Task objective:
Select every line below containing the word "Evolution".

Material provided:
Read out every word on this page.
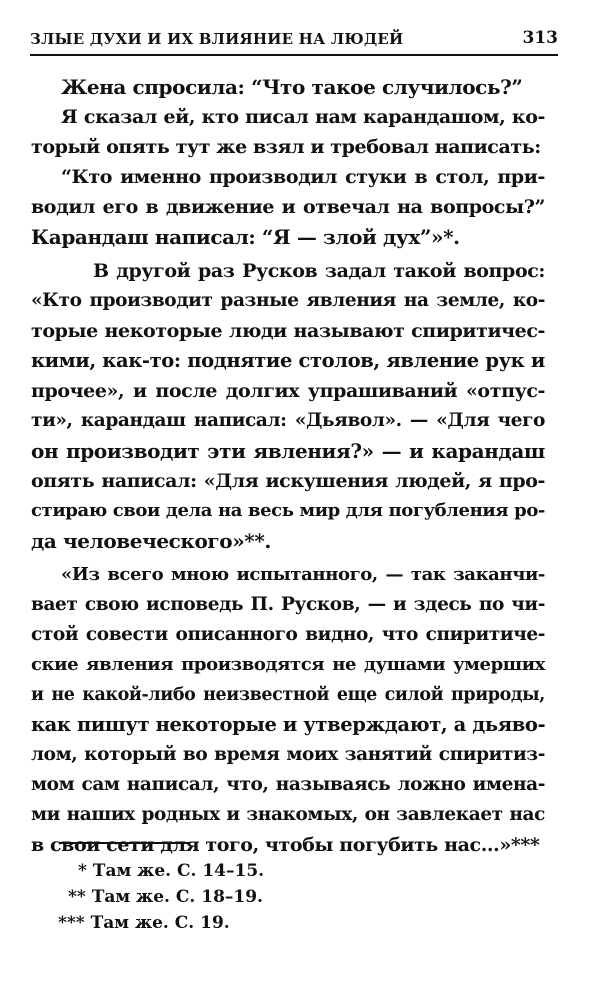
ЗЛЫЕ ДУХИ И ИХ ВЛИЯНИЕ НА ЛЮДЕЙ	313
Жена спросила: “Что такое случилось?”
Я сказал ей, кто писал нам карандашом, ко-
торый опять тут же взял и требовал написать:
“Кто именно производил стуки в стол, при-
водил его в движение и отвечал на вопросы?”
Карандаш написал: “Я — злой дух”»*.
В другой раз Русков задал такой вопрос:
«Кто производит разные явления на земле, ко-
торые некоторые люди называют спиритичес-
кими, как-то: поднятие столов, явление рук и
прочее», и после долгих упрашиваний «отпус-
ти», карандаш написал: «Дьявол». — «Для чего
он производит эти явления?» — и карандаш
опять написал: «Для искушения людей, я про-
стираю свои дела на весь мир для погубления ро-
да человеческого»**.
«Из всего мною испытанного, — так заканчи-
вает свою исповедь П. Русков, — и здесь по чи-
стой совести описанного видно, что спиритиче-
ские явления производятся не душами умерших
и не какой-либо неизвестной еще силой природы,
как пишут некоторые и утверждают, а дьяво-
лом, который во время моих занятий спиритиз-
мом сам написал, что, называясь ложно имена-
ми наших родных и знакомых, он завлекает нас
в свои сети для того, чтобы погубить нас...»***
* Там же. С. 14–15.
** Там же. С. 18–19.
*** Там же. С. 19.
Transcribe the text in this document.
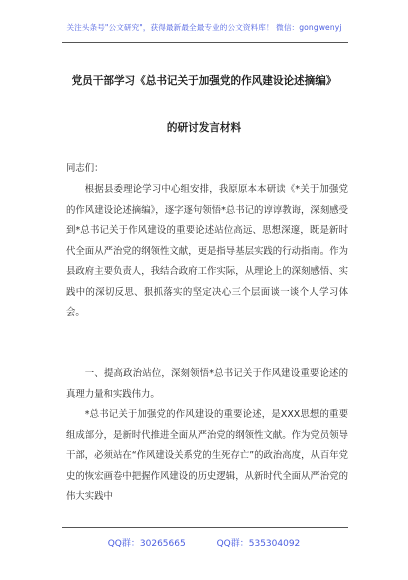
关注头条号"公文研究"，获得最新最全最专业的公文资料库！ 微信：gongwenyj
党员干部学习《总书记关于加强党的作风建设论述摘编》
的研讨发言材料
同志们：
根据县委理论学习中心组安排，我原原本本研读《*关于加强党的作风建设论述摘编》，逐字逐句领悟*总书记的谆谆教诲，深刻感受到*总书记关于作风建设的重要论述站位高远、思想深邃，既是新时代全面从严治党的纲领性文献，更是指导基层实践的行动指南。作为县政府主要负责人，我结合政府工作实际，从理论上的深刻感悟、实践中的深切反思、狠抓落实的坚定决心三个层面谈一谈个人学习体会。
一、提高政治站位，深刻领悟*总书记关于作风建设重要论述的真理力量和实践伟力。
*总书记关于加强党的作风建设的重要论述，是XXX思想的重要组成部分，是新时代推进全面从严治党的纲领性文献。作为党员领导干部，必须站在“作风建设关系党的生死存亡”的政治高度，从百年党史的恢宏画卷中把握作风建设的历史逻辑，从新时代全面从严治党的伟大实践中
QQ群：30265665	QQ群：535304092
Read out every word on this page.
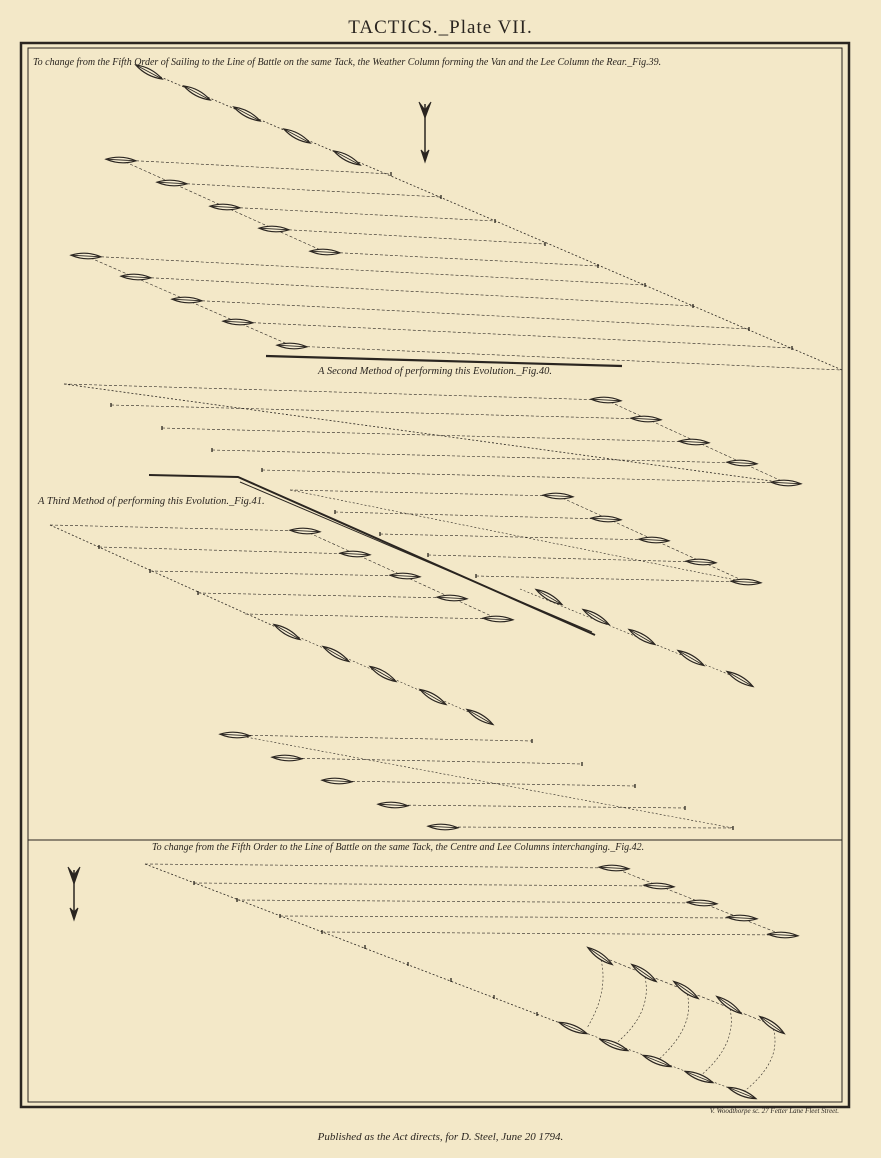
TACTICS._Plate VII.
To change from the Fifth Order of Sailing to the Line of Battle on the same Tack, the Weather Column forming the Van and the Lee Column the Rear._Fig.39.
A Second Method of performing this Evolution._Fig.40.
A Third Method of performing this Evolution._Fig.41.
To change from the Fifth Order to the Line of Battle on the same Tack, the Centre and Lee Columns interchanging._Fig.42.
V. Woodthorpe sc. 27 Fetter Lane Fleet Street.
Published as the Act directs, for D. Steel, June 20 1794.
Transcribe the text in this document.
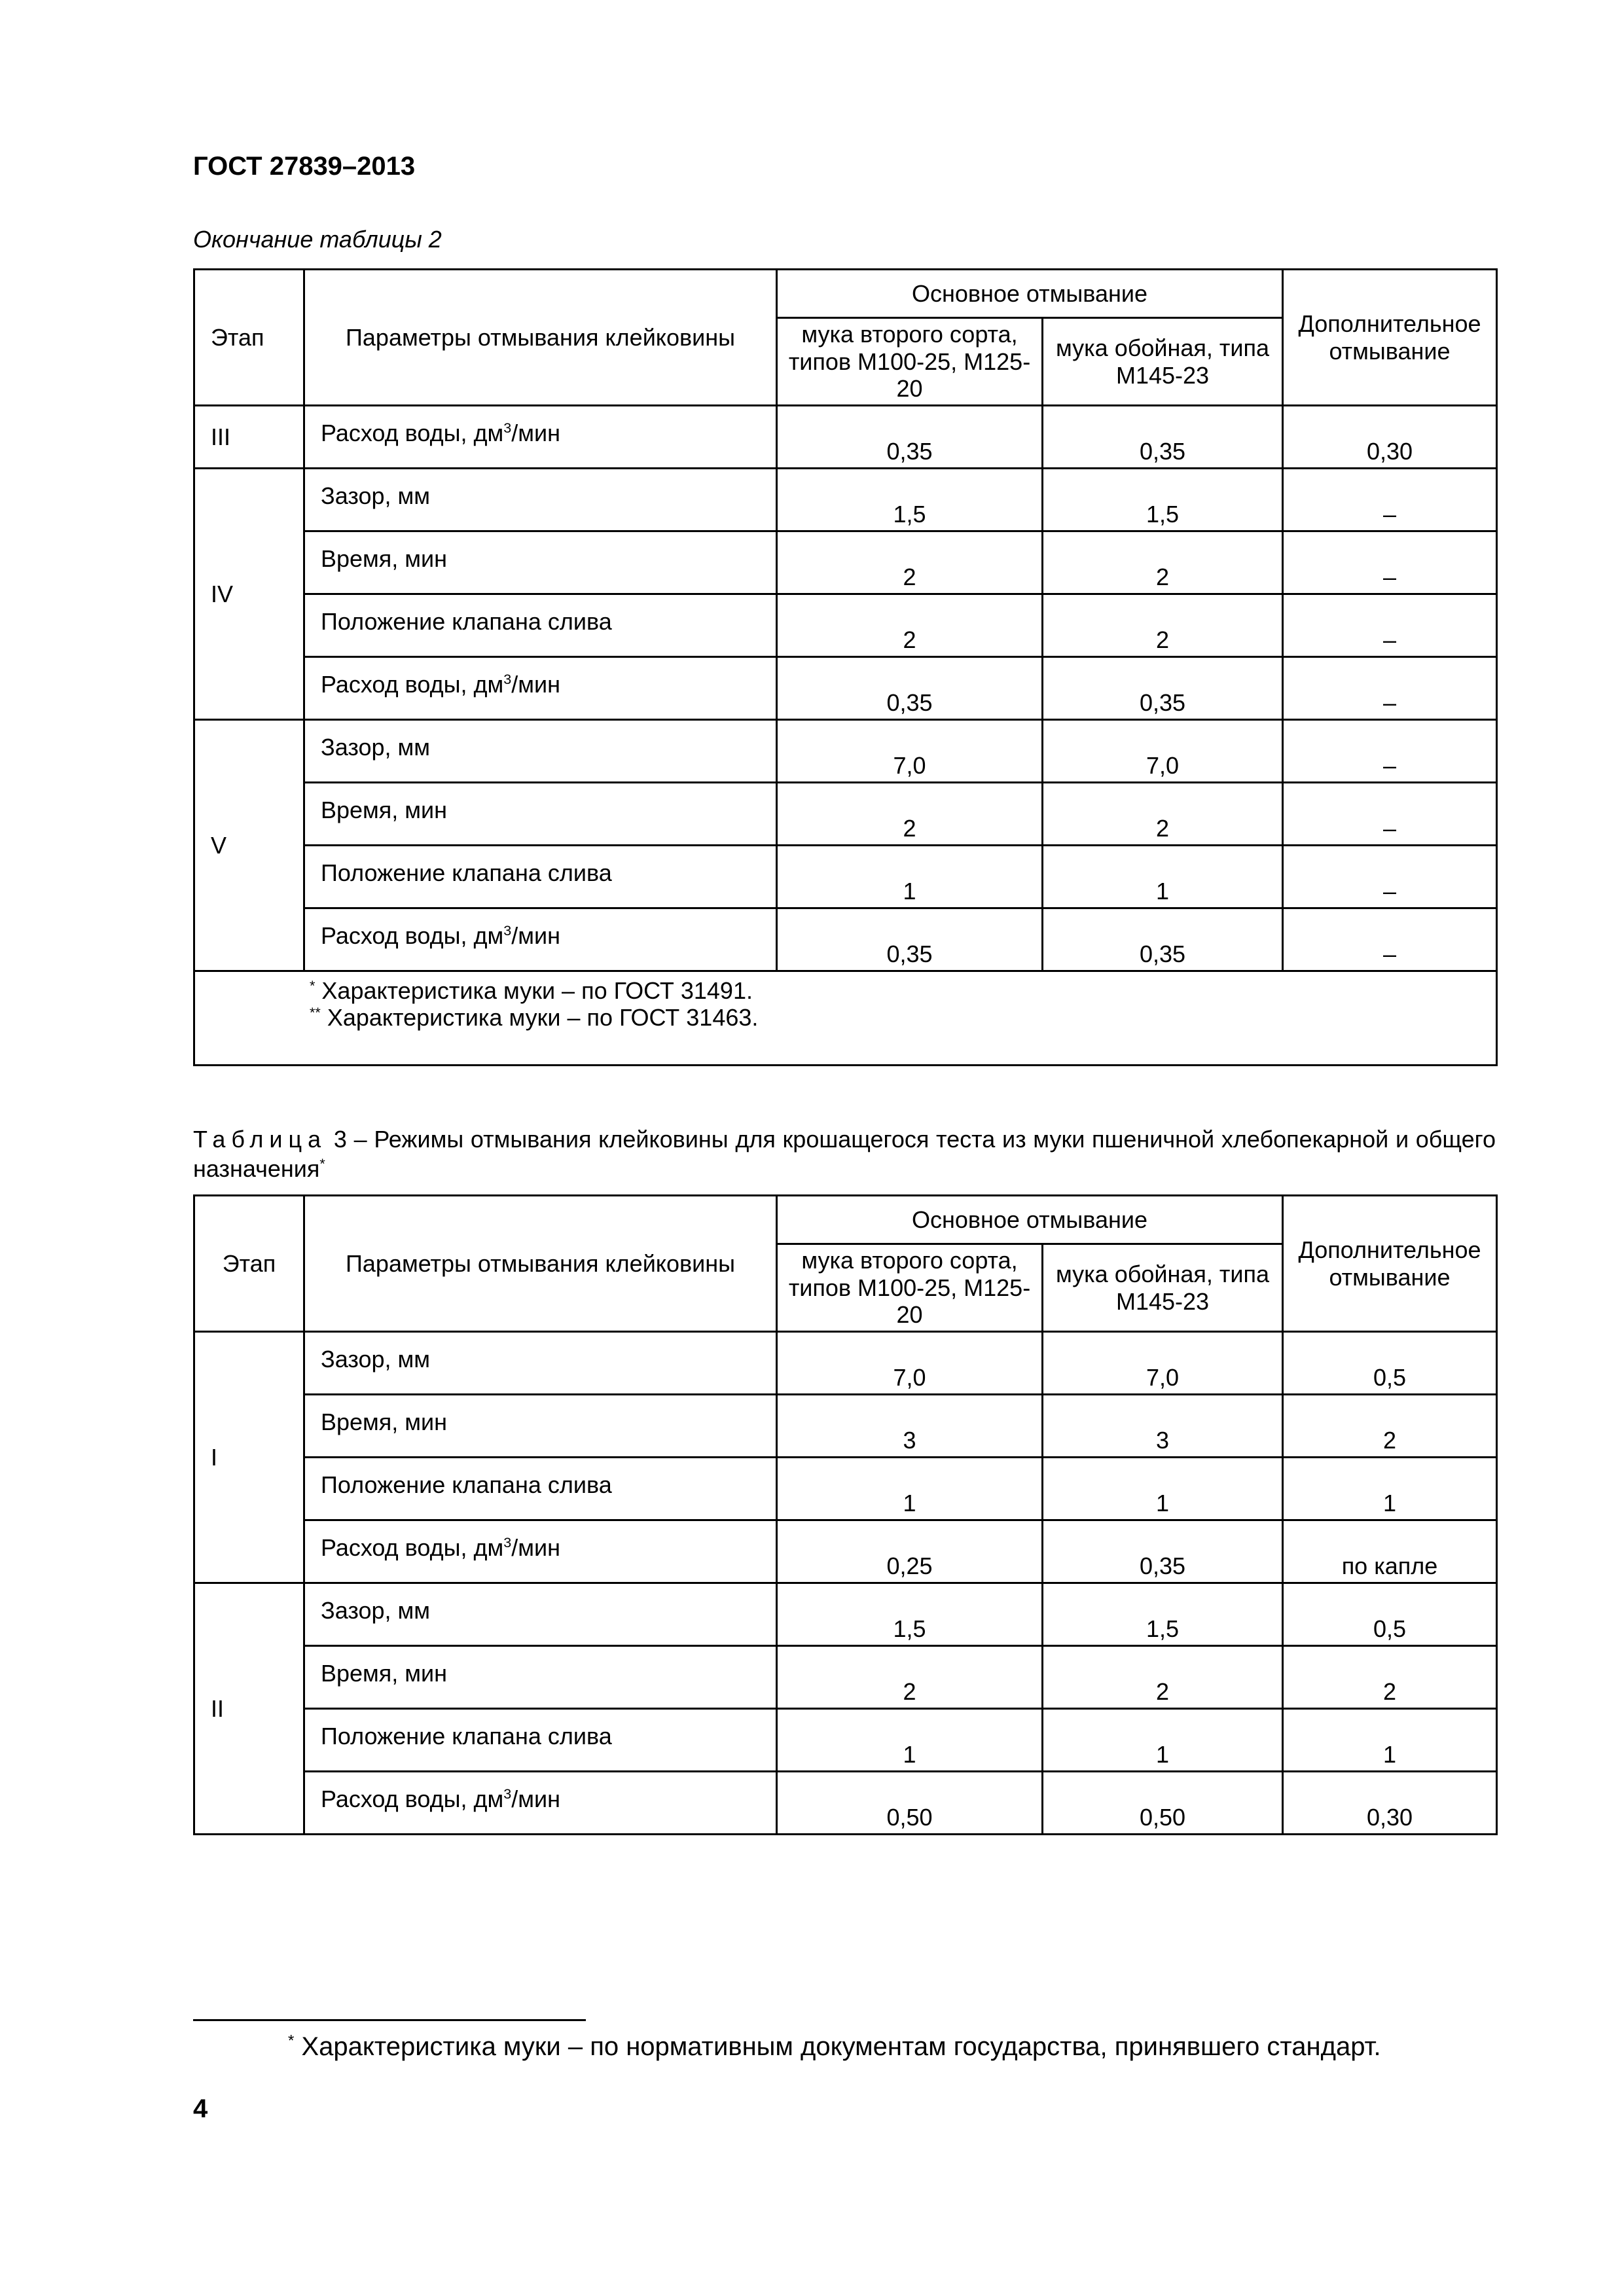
ГОСТ 27839–2013
Окончание таблицы 2
Этап	Параметры отмывания клейковины	Основное отмывание		Дополнительное отмывание
		мука второго сорта, типов М100-25, М125-20	мука обойная, типа М145-23	
III	Расход воды, $дм^3$/мин	0,35	0,35	0,30
IV	Зазор, мм	1,5	1,5	–
	Время, мин	2	2	–
	Положение клапана слива	2	2	–
	Расход воды, $дм^3$/мин	0,35	0,35	–
V	Зазор, мм	7,0	7,0	–
	Время, мин	2	2	–
	Положение клапана слива	1	1	–
	Расход воды, $дм^3$/мин	0,35	0,35	–

* Характеристика муки – по ГОСТ 31491.
** Характеристика муки – по ГОСТ 31463.				
Таблица 3 – Режимы отмывания клейковины для крошащегося теста из муки пшеничной хлебопекарной и общего назначения*
Этап	Параметры отмывания клейковины	Основное отмывание		Дополнительное отмывание
		мука второго сорта, типов М100-25, М125-20	мука обойная, типа М145-23	
I	Зазор, мм	7,0	7,0	0,5
	Время, мин	3	3	2
	Положение клапана слива	1	1	1
	Расход воды, $дм^3$/мин	0,25	0,35	по капле
II	Зазор, мм	1,5	1,5	0,5
	Время, мин	2	2	2
	Положение клапана слива	1	1	1
	Расход воды, $дм^3$/мин	0,50	0,50	0,30
* Характеристика муки – по нормативным документам государства, принявшего стандарт.
4
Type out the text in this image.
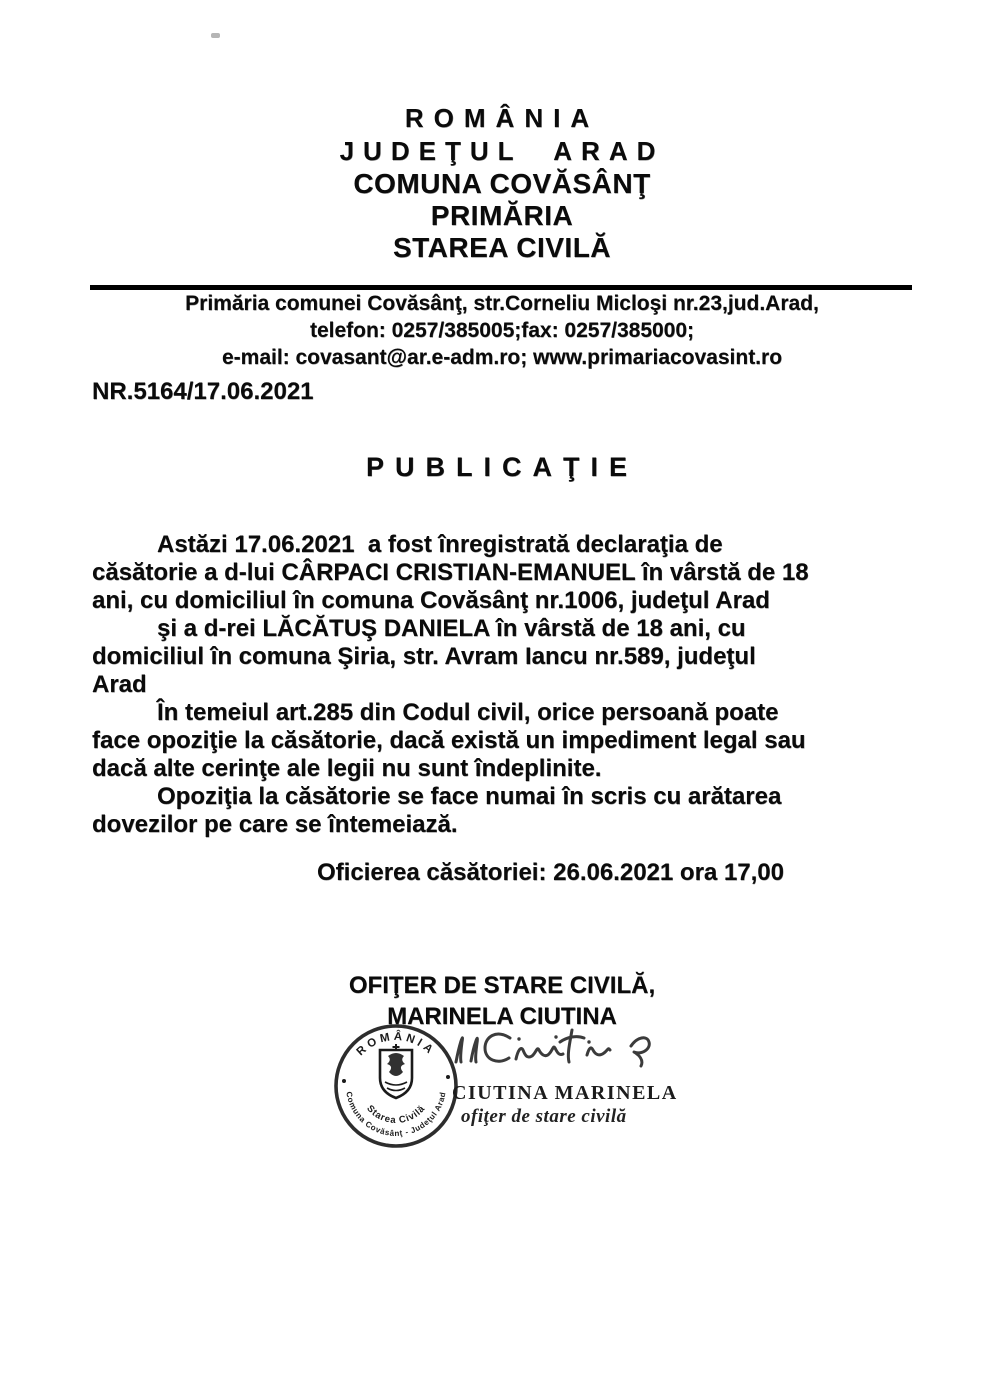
ROMÂNIA
JUDEŢUL ARAD
COMUNA COVĂSÂNŢ
PRIMĂRIA
STAREA CIVILĂ
Primăria comunei Covăsânţ, str.Corneliu Micloşi nr.23,jud.Arad,
telefon: 0257/385005;fax: 0257/385000;
e-mail: covasant@ar.e-adm.ro; www.primariacovasint.ro
NR.5164/17.06.2021
PUBLICAŢIE
Astăzi 17.06.2021  a fost înregistrată declaraţia de
căsătorie a d-lui CÂRPACI CRISTIAN-EMANUEL în vârstă de 18
ani, cu domiciliul în comuna Covăsânţ nr.1006, judeţul Arad
şi a d-rei LĂCĂTUŞ DANIELA în vârstă de 18 ani, cu
domiciliul în comuna Şiria, str. Avram Iancu nr.589, judeţul
Arad
În temeiul art.285 din Codul civil, orice persoană poate
face opoziţie la căsătorie, dacă există un impediment legal sau
dacă alte cerinţe ale legii nu sunt îndeplinite.
Opoziţia la căsătorie se face numai în scris cu arătarea
dovezilor pe care se întemeiază.
Oficierea căsătoriei: 26.06.2021 ora 17,00
OFIŢER DE STARE CIVILĂ,
MARINELA CIUTINA
ROMÂNIA
Comuna Covăsânţ - Judeţul Arad
Starea Civilă
CIUTINA MARINELA
ofiţer de stare civilă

Response to the task:
A Second Method of performing this Evolution._Fig.40.
A Third Method of performing this Evolution._Fig.41.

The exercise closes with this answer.